§ Exercise details
Give back exactly the lines that run from the line containing "Transcribe the text in this document." through the end of the listing below. Leave out every other line.

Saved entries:
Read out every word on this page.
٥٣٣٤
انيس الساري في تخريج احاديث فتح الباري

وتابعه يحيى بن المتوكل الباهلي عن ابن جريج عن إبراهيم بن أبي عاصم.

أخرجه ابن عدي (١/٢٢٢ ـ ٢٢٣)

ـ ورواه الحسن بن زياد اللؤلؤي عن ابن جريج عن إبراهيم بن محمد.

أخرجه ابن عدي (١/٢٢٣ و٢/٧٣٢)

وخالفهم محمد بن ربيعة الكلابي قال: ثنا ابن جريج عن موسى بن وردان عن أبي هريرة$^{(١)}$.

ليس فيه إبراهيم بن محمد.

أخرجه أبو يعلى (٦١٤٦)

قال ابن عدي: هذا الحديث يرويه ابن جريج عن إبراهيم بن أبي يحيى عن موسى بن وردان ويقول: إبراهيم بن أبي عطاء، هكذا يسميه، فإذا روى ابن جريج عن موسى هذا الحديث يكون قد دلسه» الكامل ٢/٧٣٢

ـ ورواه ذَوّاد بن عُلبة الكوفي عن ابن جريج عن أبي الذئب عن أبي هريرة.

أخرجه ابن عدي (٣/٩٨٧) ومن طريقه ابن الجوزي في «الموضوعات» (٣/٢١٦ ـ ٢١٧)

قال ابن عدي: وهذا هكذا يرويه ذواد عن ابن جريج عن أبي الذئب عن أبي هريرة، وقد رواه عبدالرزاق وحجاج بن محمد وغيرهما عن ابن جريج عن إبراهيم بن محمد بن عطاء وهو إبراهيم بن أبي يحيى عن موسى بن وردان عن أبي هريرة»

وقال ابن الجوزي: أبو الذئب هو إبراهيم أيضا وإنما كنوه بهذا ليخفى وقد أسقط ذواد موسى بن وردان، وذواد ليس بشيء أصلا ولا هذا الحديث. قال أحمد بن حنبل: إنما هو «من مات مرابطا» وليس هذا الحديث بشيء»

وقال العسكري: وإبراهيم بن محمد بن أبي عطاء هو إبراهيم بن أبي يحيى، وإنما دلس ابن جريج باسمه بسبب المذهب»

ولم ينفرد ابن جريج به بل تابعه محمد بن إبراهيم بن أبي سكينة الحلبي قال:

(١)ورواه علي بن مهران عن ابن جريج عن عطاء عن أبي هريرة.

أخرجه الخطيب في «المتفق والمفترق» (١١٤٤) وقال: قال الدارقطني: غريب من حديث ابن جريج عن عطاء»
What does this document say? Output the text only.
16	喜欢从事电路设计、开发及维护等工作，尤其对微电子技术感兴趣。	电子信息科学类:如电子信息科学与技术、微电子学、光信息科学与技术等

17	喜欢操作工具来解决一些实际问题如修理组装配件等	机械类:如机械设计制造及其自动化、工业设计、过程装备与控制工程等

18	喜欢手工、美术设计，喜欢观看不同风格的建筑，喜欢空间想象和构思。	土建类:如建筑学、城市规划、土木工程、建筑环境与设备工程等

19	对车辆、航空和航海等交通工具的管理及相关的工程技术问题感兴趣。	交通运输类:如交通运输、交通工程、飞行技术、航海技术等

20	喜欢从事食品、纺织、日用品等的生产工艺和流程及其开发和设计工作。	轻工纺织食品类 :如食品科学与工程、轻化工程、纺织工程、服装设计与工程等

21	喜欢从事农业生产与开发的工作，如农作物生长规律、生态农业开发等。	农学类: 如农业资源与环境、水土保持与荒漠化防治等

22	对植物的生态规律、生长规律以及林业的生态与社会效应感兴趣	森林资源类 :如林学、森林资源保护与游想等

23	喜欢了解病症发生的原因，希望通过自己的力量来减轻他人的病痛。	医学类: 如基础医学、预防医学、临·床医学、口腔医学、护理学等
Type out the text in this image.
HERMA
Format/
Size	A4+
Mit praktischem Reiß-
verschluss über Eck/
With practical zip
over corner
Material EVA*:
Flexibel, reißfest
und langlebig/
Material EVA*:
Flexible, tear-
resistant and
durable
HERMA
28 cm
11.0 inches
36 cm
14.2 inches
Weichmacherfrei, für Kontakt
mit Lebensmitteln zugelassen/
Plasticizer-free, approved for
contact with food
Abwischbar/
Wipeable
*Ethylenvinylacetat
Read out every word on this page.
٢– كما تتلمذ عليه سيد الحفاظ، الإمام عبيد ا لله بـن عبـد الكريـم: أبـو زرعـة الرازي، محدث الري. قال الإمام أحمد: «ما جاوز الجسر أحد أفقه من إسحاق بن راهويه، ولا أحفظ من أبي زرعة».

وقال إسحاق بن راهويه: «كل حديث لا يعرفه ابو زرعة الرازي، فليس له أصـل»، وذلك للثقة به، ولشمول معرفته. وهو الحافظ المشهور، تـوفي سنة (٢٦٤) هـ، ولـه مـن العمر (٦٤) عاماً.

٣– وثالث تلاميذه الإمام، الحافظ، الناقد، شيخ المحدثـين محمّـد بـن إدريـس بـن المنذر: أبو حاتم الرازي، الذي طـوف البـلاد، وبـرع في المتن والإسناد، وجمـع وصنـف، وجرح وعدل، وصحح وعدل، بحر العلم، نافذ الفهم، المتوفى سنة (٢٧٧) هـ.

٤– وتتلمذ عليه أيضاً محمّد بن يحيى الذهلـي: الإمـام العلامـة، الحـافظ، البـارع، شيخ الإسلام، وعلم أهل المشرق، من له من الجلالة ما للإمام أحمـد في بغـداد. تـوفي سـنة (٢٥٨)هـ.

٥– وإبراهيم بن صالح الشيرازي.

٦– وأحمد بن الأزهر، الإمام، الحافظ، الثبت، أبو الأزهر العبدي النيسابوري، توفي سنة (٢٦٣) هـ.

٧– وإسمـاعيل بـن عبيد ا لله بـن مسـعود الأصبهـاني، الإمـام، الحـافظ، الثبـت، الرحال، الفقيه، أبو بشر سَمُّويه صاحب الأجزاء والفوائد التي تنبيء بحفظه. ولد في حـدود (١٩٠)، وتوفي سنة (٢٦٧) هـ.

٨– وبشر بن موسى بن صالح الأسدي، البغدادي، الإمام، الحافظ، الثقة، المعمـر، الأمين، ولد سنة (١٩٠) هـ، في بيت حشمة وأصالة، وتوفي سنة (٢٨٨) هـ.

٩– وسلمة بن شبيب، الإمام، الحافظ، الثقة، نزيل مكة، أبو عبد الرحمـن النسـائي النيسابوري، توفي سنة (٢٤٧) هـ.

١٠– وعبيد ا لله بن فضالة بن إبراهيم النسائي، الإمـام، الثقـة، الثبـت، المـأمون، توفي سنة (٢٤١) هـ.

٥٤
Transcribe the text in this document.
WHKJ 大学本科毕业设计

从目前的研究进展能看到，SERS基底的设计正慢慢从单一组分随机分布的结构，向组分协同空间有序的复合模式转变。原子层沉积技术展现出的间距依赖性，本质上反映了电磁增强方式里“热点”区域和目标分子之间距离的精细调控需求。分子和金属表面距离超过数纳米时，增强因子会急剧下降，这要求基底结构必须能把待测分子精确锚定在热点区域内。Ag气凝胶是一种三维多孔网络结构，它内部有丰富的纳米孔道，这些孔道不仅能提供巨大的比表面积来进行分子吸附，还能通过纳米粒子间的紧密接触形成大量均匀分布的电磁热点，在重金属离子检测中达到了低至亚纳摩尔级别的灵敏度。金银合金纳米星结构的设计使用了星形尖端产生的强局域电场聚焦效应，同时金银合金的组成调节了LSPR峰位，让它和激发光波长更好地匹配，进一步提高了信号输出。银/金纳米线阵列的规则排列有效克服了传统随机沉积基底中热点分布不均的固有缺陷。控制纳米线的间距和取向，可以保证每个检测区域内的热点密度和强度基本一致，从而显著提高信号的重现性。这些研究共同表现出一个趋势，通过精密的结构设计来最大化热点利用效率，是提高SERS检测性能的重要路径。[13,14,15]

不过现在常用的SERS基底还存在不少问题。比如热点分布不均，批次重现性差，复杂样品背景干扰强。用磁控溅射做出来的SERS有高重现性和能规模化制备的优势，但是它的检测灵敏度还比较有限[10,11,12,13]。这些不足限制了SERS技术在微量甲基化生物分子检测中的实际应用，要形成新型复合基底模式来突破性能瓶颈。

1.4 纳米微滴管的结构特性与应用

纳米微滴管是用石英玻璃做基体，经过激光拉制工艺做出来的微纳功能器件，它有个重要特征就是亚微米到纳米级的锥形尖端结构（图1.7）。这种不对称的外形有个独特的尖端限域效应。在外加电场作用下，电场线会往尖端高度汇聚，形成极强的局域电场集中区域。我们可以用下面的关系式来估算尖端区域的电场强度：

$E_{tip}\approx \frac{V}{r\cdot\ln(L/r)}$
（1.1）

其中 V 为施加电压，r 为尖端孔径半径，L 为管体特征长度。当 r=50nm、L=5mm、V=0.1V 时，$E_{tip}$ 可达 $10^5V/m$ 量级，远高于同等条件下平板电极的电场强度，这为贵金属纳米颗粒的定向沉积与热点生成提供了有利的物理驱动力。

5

§ Solution to the exercise
Transcribe the text in this document.
WHKJ 大学本科毕业设计

从目前的研究进展能看到，SERS基底的设计正慢慢从单一组分随机分布的结构，向组分协同空间有序的复合模式转变。原子层沉积技术展现出的间距依赖性，本质上反映了电磁增强方式里“热点”区域和目标分子之间距离的精细调控需求。分子和金属表面距离超过数纳米时，增强因子会急剧下降，这要求基底结构必须能把待测分子精确锚定在热点区域内。Ag气凝胶是一种三维多孔网络结构，它内部有丰富的纳米孔道，这些孔道不仅能提供巨大的比表面积来进行分子吸附，还能通过纳米粒子间的紧密接触形成大量均匀分布的电磁热点，在重金属离子检测中达到了低至亚纳摩尔级别的灵敏度。金银合金纳米星结构的设计使用了星形尖端产生的强局域电场聚焦效应，同时金银合金的组成调节了LSPR峰位，让它和激发光波长更好地匹配，进一步提高了信号输出。银/金纳米线阵列的规则排列有效克服了传统随机沉积基底中热点分布不均的固有缺陷。控制纳米线的间距和取向，可以保证每个检测区域内的热点密度和强度基本一致，从而显著提高信号的重现性。这些研究共同表现出一个趋势，通过精密的结构设计来最大化热点利用效率，是提高SERS检测性能的重要路径。[13,14,15]

不过现在常用的SERS基底还存在不少问题。比如热点分布不均，批次重现性差，复杂样品背景干扰强。用磁控溅射做出来的SERS有高重现性和能规模化制备的优势，但是它的检测灵敏度还比较有限[10,11,12,13]。这些不足限制了SERS技术在微量甲基化生物分子检测中的实际应用，要形成新型复合基底模式来突破性能瓶颈。

1.4 纳米微滴管的结构特性与应用

纳米微滴管是用石英玻璃做基体，经过激光拉制工艺做出来的微纳功能器件，它有个重要特征就是亚微米到纳米级的锥形尖端结构（图1.7）。这种不对称的外形有个独特的尖端限域效应。在外加电场作用下，电场线会往尖端高度汇聚，形成极强的局域电场集中区域。我们可以用下面的关系式来估算尖端区域的电场强度：

$E_{tip}\approx \frac{V}{r\cdot\ln(L/r)}$
（1.1）

其中 V 为施加电压，r 为尖端孔径半径，L 为管体特征长度。当 r=50nm、L=5mm、V=0.1V 时，$E_{tip}$ 可达 $10^5V/m$ 量级，远高于同等条件下平板电极的电场强度，这为贵金属纳米颗粒的定向沉积与热点生成提供了有利的物理驱动力。

5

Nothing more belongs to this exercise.